And now I’m reminded where he’s headed. That bright future which I hope will hold uncountable joys for him, but which I know will also hold challenges, and disappointments, and even pain.  So I think it’s good that he doesn’t know, that he can’t know what lies ahead. And I think that it’s a blessing that teenagers in general have such a strong forward focus.  I don’t mean to paint too rosy of a picture – I know life isn’t easy when you’re a teenager.  But it does seem to offer a promise of a future full of dreams and hopes and plans.

So, I’ll sit here and listen to the song one more time, and cry a little, because that’s what I do.  But before he gets home from work, I’ll close down the song, and clear away the tears, and get off the computer so he can finish his homework, and just let the painted ponies keep going ’round and ’round – because I’m no where near ready to get off the carousel yet.

Defining Motherhood

I’ve been thinking a lot lately about what it means to really feel like a Mom.  I think it starts with coming to grips with the fact that you will never be completely confident and sure of yourself again.   I don’t know if Dads feel this way or not.  I suspect that they feel the pressure of parenthood differently.

What does it mean to be a mother? I’ve been going through a transitional stage with my son this year, and at the same time I’ve been spending time with a friend of mine who is a new mom.  And one of the things that we have talked about a few times is the normalcy of feeling worried and questioning your own judgement. I’m not sure, but I think it’s probably the same no matter how you became a mom, or when.  You might be more intense or less intense about your worrying.  You might talk about it or keep it to yourself.  But if you are a Mom and you tell me that you don’t regularly wonder if you are a good mother, I will not believe you. Because if I was willing to believe that, I would have to acknowledge that you are a better mother than me and I would start worrying about all the things I’ve done wrong while mothering and worrying.  And you see where that gets me. Plus, you’d be lying.

You hold a beautiful baby in your arms and feel a love you cannot comprehend, and you look around to find out who is in charge. And you realize that you are that person, and your heart is bursting with “oh WOW” and your brain is frying with “who, me?” And then begins the second guessing and  wondering if what he’s doing is normal, if his diapers are normal, did he eat enough and the right things and not too much, is he sick, is he happy, why won’t he sleep, is he sleeping too much?  Comparing his height and weight and grades, daily patterns and achievements, friendships and playthings with every other kid near his age and comparing yourself to what other parents do. Being convinced that he is the best child on earth.  Feeling concerned that there may be something wrong with him.  Is he ready for a toddler bed? For a big boy bed? For a sleepover? For summer camp?

Given task A: Copy the listing exactly as it appears, everything from its first line down to and including the line containing "figure-title: 女性内生殖器 xyxy=(279,658,367,674)".

Exercise materials:
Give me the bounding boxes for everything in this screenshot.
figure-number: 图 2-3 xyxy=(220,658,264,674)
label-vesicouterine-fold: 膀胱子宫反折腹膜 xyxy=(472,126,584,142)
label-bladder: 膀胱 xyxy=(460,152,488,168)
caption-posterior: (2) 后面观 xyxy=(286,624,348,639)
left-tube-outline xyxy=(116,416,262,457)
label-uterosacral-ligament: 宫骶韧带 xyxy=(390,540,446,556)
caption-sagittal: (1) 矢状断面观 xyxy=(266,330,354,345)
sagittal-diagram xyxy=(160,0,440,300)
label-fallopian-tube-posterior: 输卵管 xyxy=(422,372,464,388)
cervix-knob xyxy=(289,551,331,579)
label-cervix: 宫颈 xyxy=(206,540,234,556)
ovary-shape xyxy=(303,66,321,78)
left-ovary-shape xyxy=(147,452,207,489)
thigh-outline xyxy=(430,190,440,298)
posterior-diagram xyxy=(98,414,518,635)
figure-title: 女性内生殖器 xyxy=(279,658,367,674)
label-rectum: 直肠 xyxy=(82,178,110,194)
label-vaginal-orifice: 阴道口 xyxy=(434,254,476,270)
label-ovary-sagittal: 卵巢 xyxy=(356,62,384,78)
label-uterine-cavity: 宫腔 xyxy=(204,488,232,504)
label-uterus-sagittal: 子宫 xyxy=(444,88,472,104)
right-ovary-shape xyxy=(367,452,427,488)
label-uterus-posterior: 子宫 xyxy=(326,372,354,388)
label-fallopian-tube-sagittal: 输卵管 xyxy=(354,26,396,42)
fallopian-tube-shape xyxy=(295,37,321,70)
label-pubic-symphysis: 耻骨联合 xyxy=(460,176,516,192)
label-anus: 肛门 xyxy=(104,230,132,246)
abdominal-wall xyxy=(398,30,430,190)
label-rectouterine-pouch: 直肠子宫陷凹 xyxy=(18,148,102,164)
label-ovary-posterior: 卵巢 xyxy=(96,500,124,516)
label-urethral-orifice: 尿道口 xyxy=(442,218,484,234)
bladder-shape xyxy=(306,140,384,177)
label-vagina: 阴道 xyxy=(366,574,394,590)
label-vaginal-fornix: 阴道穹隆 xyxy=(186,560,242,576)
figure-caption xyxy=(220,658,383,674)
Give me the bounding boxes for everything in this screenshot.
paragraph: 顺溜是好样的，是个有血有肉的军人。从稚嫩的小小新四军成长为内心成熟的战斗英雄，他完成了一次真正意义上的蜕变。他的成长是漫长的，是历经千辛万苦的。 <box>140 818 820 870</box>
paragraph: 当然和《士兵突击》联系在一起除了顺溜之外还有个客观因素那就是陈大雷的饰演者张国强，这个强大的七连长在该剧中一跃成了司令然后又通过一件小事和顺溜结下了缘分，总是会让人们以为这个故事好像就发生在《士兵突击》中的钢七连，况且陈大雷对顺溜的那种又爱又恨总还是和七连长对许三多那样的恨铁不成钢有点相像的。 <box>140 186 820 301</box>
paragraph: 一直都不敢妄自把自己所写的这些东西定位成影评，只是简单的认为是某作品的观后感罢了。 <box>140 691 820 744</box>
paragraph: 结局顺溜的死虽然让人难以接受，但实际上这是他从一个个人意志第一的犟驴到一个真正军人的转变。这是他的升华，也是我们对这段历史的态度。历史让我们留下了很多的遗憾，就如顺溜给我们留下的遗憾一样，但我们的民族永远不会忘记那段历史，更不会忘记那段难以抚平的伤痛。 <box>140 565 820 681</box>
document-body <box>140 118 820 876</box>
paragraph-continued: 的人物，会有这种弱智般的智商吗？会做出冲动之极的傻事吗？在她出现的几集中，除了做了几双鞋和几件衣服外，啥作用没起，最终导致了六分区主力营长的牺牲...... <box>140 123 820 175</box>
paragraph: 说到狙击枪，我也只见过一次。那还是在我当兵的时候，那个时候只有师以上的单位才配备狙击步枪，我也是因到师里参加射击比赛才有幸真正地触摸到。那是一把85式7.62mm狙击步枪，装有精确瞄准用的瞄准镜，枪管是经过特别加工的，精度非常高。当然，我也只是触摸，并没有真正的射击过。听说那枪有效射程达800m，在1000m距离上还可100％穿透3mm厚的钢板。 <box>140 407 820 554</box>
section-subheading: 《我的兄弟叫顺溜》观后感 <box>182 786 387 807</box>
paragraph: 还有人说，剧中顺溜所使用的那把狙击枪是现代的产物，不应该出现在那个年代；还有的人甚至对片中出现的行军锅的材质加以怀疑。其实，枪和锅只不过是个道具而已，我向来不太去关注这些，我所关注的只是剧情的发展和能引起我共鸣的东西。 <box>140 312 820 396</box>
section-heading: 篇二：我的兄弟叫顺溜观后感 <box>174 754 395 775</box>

Given task B: Continue the piece on motherhood from where it stops.

Exercise answer A:
Give me the bounding boxes for everything in this screenshot.
figure-number: 图 2-3 xyxy=(220,658,264,674)
label-vesicouterine-fold: 膀胱子宫反折腹膜 xyxy=(472,126,584,142)
label-bladder: 膀胱 xyxy=(460,152,488,168)
caption-posterior: (2) 后面观 xyxy=(286,624,348,639)
left-tube-outline xyxy=(116,416,262,457)
label-uterosacral-ligament: 宫骶韧带 xyxy=(390,540,446,556)
caption-sagittal: (1) 矢状断面观 xyxy=(266,330,354,345)
sagittal-diagram xyxy=(160,0,440,300)
label-fallopian-tube-posterior: 输卵管 xyxy=(422,372,464,388)
cervix-knob xyxy=(289,551,331,579)
label-cervix: 宫颈 xyxy=(206,540,234,556)
ovary-shape xyxy=(303,66,321,78)
left-ovary-shape xyxy=(147,452,207,489)
thigh-outline xyxy=(430,190,440,298)
posterior-diagram xyxy=(98,414,518,635)
figure-title: 女性内生殖器 xyxy=(279,658,367,674)

Exercise answer B:
Choosing a good daycare and learning the names of preschool friends and sitting on tiny kindergarten chairs and packing school lunches. Soccer kicks and basketball dribbles and games of catch. Math homework. Middle school crushes and middle school fights. High school sports injuries and college entrance exams. Is he making enough friends? Does he spend too much time with his friends? Listening for hints of problems and asking too many questions and wincing when he rolls his eyes at you.  Enjoying his trumpet practice and hating his rap music.  Disney World.  Apologizing to the other patrons of the store during his toddler tantrum and enjoying his knock knock jokes and reading his favorite bedtime story every single night for over a year.

Smiling and agreeing with the friends who tell you he’s so sweet and polite when inside you are still worried that he might have anger issues because he got really mad yesterday and threw things and yelled.  And for brief shining moments knowing that you are doing something right, that the kid is fine and is going to be a great human being, and then wondering if you will ever feel that way again. And feeling that way again.  And bragging about his successes in sports, in school, in potty training, the cute thing he did yesterday and the funny question he asked this morning, and posting his Homecoming photo on Facebook because he looks so grown up, but is that girl really the friendly smart person she seems to be or is she going to break his heart? And when he breaks it off, is that good, or is he too full of himself?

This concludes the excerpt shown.